> **課題文**
ゼミについてなんですけども、私たちの頃、小平分校時代の前期ゼミでは、どの学部の先生のゼミも選べました。私は経済学部の外池正治先生のゼミに入りました。
3年生になると後期ゼミが始まるんですが、法学部に入った時から、法律家になるほど勉強好きではなかったこと、もともと法学部の国際関係コースに行くつもりだったこと、社会学部の新任の油井大三郎先生の評判が良かったこともあり、油井先生のゼミに参加しました。ゼミでは国際関係史など、法学部の国際関係コースと似ていることをやっていたので、法学部の所属でしたが、違和感なくやっていました。
授業に関しては、ゼミが社会学部だったので、社会学部の特に歴史学の授業を多めにとりましたね。法学部の授業ももちろんとっていました。国際関係のある科目を除いて全部A評価だったりもしました。
学生時代に一生懸命取り組んだこととしては、学外では芝居、学内ではゼミを中心に色んな調べ物をしたことが挙げられます。ゼミでの勉強も面白く感じたので、大学院に進学することにしましたね。
──ご自身の学生時代を踏まえ、新入生にはどのような大学生活を送ってほしいでしょうか。
今日の学生は、1年生のときから、明確な目標を持って具体的かつ様々なことに取り組んでいる印象を受けます。
しかし、無理にそんなことをしなくてもいいのではないかとも思います。学生時代、もっと試行錯誤して、道に迷ってみてもいいのではないでしょうか。こんな経験が出来るのも、大学生時代だけなのですから。
そういう意味では、学生の皆さんには、ぜひとも本学の広報誌であるHQウェブマガジンを見て欲しいと思います。そこでは、多分野で活躍する卒業生たちが様々な話をしているのですが、大学時代の何が今日に結び付いているのかも語っています。学生時代の失恋とか失敗とか、そういう色んな経験を経て身に付くこともあるんです。色んなことに挑戦して人間力を磨いて欲しいですね。

> **リスト**

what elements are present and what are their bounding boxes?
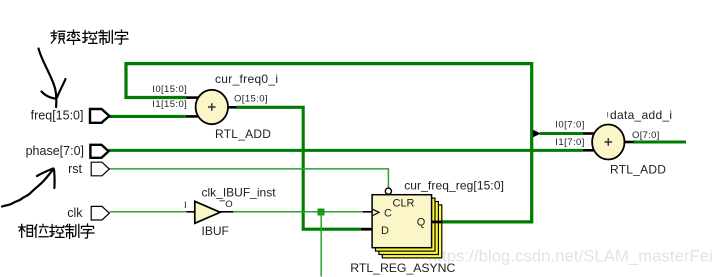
adder body	[592, 125, 624, 160]
annotation arrow to freq	[39, 49, 66, 108]
pin stub I	[187, 211, 196, 213]
plus sign	[208, 103, 216, 111]
wire: data_add O output	[634, 141, 687, 144]
annotation arrow to rst	[2, 169, 55, 207]
junction on clk_IBUF net	[318, 209, 325, 216]
wire: adder O to register D	[236, 107, 360, 229]
buffer triangle	[195, 201, 220, 223]
svg-text:Q: Q	[417, 216, 426, 228]
svg-text:phase[7:0]: phase[7:0]	[26, 144, 84, 158]
buffer clk_IBUF_inst	[184, 185, 276, 238]
junction arrow into data_add I0	[533, 130, 541, 137]
port clk	[67, 206, 109, 220]
wire: freq port to adder I1	[109, 115, 186, 118]
pin stub I1	[186, 115, 198, 118]
svg-text:I0[7:0]: I0[7:0]	[555, 119, 585, 130]
port rst	[68, 162, 109, 176]
svg-text:RTL_ADD: RTL_ADD	[215, 127, 271, 141]
wire: phase port to data_add I1	[109, 149, 583, 152]
svg-text:I1[7:0]: I1[7:0]	[555, 137, 585, 148]
svg-text:RTL_ADD: RTL_ADD	[610, 162, 666, 176]
adder U1 cur_freq0_i	[152, 72, 278, 141]
wire: clk_IBUF net (IBUF out to reg C)	[233, 211, 362, 213]
pin leader dash	[220, 200, 226, 202]
svg-text:cur_freq0_i: cur_freq0_i	[215, 72, 278, 86]
svg-text:IBUF: IBUF	[202, 224, 229, 238]
wire: net cur_freq (reg Q feedback) top bus	[126, 64, 532, 222]
svg-text:O: O	[225, 199, 232, 210]
CLR bubble	[385, 188, 391, 194]
pin stub Q	[432, 220, 443, 223]
pin stub I1	[583, 149, 594, 152]
stack shadow layer 3	[382, 205, 442, 258]
pin stub I0	[583, 132, 595, 135]
wire: clk_IBUF branch down	[320, 212, 322, 277]
svg-text:cur_freq_reg[15:0]: cur_freq_reg[15:0]	[404, 179, 504, 193]
stack shadow layer 2	[379, 202, 439, 255]
pin stub C	[363, 211, 372, 213]
plus sign	[605, 138, 613, 146]
annotation label 相位控制字	[19, 224, 94, 238]
stack shadow layer 1	[376, 198, 436, 251]
svg-text:CLR: CLR	[393, 198, 415, 210]
clock pin marker	[373, 209, 379, 215]
label anchor tick	[607, 112, 609, 118]
wire: bus branch to data_add I0	[540, 132, 583, 135]
svg-text:D: D	[381, 225, 389, 237]
port phase[7:0]	[26, 144, 109, 158]
pin stub O	[625, 141, 634, 144]
port freq[15:0]	[31, 109, 110, 123]
annotation label 频率控制字	[51, 30, 128, 44]
svg-text:rst: rst	[68, 162, 82, 176]
svg-text:freq[15:0]: freq[15:0]	[31, 109, 84, 123]
pin stub D	[361, 228, 372, 231]
svg-text:O[7:0]: O[7:0]	[632, 130, 660, 141]
svg-text:I0[15:0]: I0[15:0]	[152, 84, 187, 95]
adder body	[196, 90, 228, 124]
wire: clk net (port to IBUF)	[110, 211, 187, 213]
svg-text:clk_IBUF_inst: clk_IBUF_inst	[202, 185, 277, 199]
svg-text:clk: clk	[67, 206, 83, 220]
svg-text:O[15:0]: O[15:0]	[234, 94, 268, 105]
register main box	[372, 195, 432, 248]
adder U2 data_add_i	[555, 108, 672, 177]
wire: rst net	[110, 169, 389, 188]
svg-text:data_add_i: data_add_i	[610, 108, 672, 122]
pin stub I0	[186, 96, 198, 99]
pin stub O	[220, 211, 233, 213]
pin stub O	[228, 106, 237, 109]
svg-text:I1[15:0]: I1[15:0]	[152, 99, 187, 110]
svg-text:I: I	[184, 200, 187, 211]
register cur_freq_reg[15:0] RTL_REG_ASYNC	[350, 179, 504, 275]
svg-text:RTL_REG_ASYNC: RTL_REG_ASYNC	[350, 261, 455, 275]
svg-text:C: C	[384, 208, 392, 220]
svg-text:https://blog.csdn.net/SLAM_mas: https://blog.csdn.net/SLAM_masterFei	[428, 247, 713, 266]
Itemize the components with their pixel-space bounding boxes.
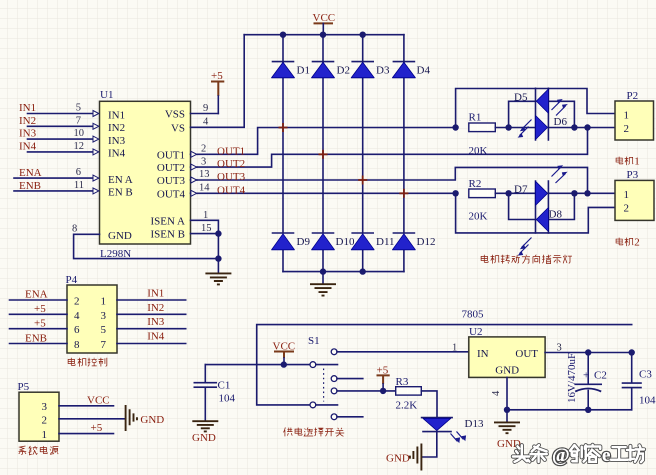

> **練習問題**
**A)** 学生時代とゼミについて語った課題文を、最初から最後まで一字も変えずに再現しなさい。
**B)** リストから、文字列「wire」を含む行をすべて抜き出して返しなさい。大文字と小文字は区別すること。

> **解答**
**A)**
ゼミについてなんですけども、私たちの頃、小平分校時代の前期ゼミでは、どの学部の先生のゼミも選べました。私は経済学部の外池正治先生のゼミに入りました。
3年生になると後期ゼミが始まるんですが、法学部に入った時から、法律家になるほど勉強好きではなかったこと、もともと法学部の国際関係コースに行くつもりだったこと、社会学部の新任の油井大三郎先生の評判が良かったこともあり、油井先生のゼミに参加しました。ゼミでは国際関係史など、法学部の国際関係コースと似ていることをやっていたので、法学部の所属でしたが、違和感なくやっていました。
授業に関しては、ゼミが社会学部だったので、社会学部の特に歴史学の授業を多めにとりましたね。法学部の授業ももちろんとっていました。国際関係のある科目を除いて全部A評価だったりもしました。
学生時代に一生懸命取り組んだこととしては、学外では芝居、学内ではゼミを中心に色んな調べ物をしたことが挙げられます。ゼミでの勉強も面白く感じたので、大学院に進学することにしましたね。
──ご自身の学生時代を踏まえ、新入生にはどのような大学生活を送ってほしいでしょうか。
今日の学生は、1年生のときから、明確な目標を持って具体的かつ様々なことに取り組んでいる印象を受けます。
しかし、無理にそんなことをしなくてもいいのではないかとも思います。学生時代、もっと試行錯誤して、道に迷ってみてもいいのではないでしょうか。こんな経験が出来るのも、大学生時代だけなのですから。
そういう意味では、学生の皆さんには、ぜひとも本学の広報誌であるHQウェブマガジンを見て欲しいと思います。そこでは、多分野で活躍する卒業生たちが様々な話をしているのですが、大学時代の何が今日に結び付いているのかも語っています。学生時代の失恋とか失敗とか、そういう色んな経験を経て身に付くこともあるんです。色んなことに挑戦して人間力を磨いて欲しいですね。

**B)**
wire: data_add O output	[634, 141, 687, 144]
wire: adder O to register D	[236, 107, 360, 229]
wire: freq port to adder I1	[109, 115, 186, 118]
wire: phase port to data_add I1	[109, 149, 583, 152]
wire: clk_IBUF net (IBUF out to reg C)	[233, 211, 362, 213]
wire: net cur_freq (reg Q feedback) top bus	[126, 64, 532, 222]
wire: clk_IBUF branch down	[320, 212, 322, 277]
wire: bus branch to data_add I0	[540, 132, 583, 135]
wire: clk net (port to IBUF)	[110, 211, 187, 213]
wire: rst net	[110, 169, 389, 188]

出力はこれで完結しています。